Begin AVAILABLE DATA

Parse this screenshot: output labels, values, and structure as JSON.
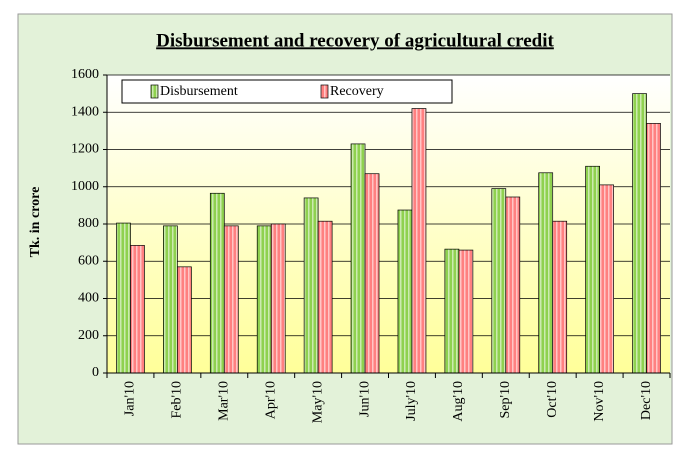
{
  "chart_data": {
    "type": "bar",
    "title": "Disbursement and recovery of agricultural credit",
    "y_label": "Tk. in crore",
    "categories": [
      "Jan'10",
      "Feb'10",
      "Mar'10",
      "Apr'10",
      "May'10",
      "Jun'10",
      "July'10",
      "Aug'10",
      "Sep'10",
      "Oct'10",
      "Nov'10",
      "Dec'10"
    ],
    "series": [
      {
        "name": "Disbursement",
        "color": "#8fd14f",
        "values": [
          805,
          790,
          965,
          790,
          940,
          1230,
          875,
          665,
          990,
          1075,
          1110,
          1500
        ]
      },
      {
        "name": "Recovery",
        "color": "#ff8080",
        "values": [
          685,
          570,
          790,
          800,
          815,
          1070,
          1420,
          660,
          945,
          815,
          1010,
          1340
        ]
      }
    ],
    "ylim": [
      0,
      1600
    ],
    "yticks": [
      0,
      200,
      400,
      600,
      800,
      1000,
      1200,
      1400,
      1600
    ],
    "grid": true
  }
}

End AVAILABLE DATA

> **WHAT YOU ARE ASKED TO DO**
Print each record exactly as it stands, leaving the images out.

> **REPLY TO THE EXERCISE**
Parse this screenshot: output labels, values, and structure as JSON.
{
  "chart_data": {
    "type": "bar",
    "title": "Disbursement and recovery of agricultural credit",
    "y_label": "Tk. in crore",
    "categories": [
      "Jan'10",
      "Feb'10",
      "Mar'10",
      "Apr'10",
      "May'10",
      "Jun'10",
      "July'10",
      "Aug'10",
      "Sep'10",
      "Oct'10",
      "Nov'10",
      "Dec'10"
    ],
    "series": [
      {
        "name": "Disbursement",
        "color": "#8fd14f",
        "values": [
          805,
          790,
          965,
          790,
          940,
          1230,
          875,
          665,
          990,
          1075,
          1110,
          1500
        ]
      },
      {
        "name": "Recovery",
        "color": "#ff8080",
        "values": [
          685,
          570,
          790,
          800,
          815,
          1070,
          1420,
          660,
          945,
          815,
          1010,
          1340
        ]
      }
    ],
    "ylim": [
      0,
      1600
    ],
    "yticks": [
      0,
      200,
      400,
      600,
      800,
      1000,
      1200,
      1400,
      1600
    ],
    "grid": true
  }
}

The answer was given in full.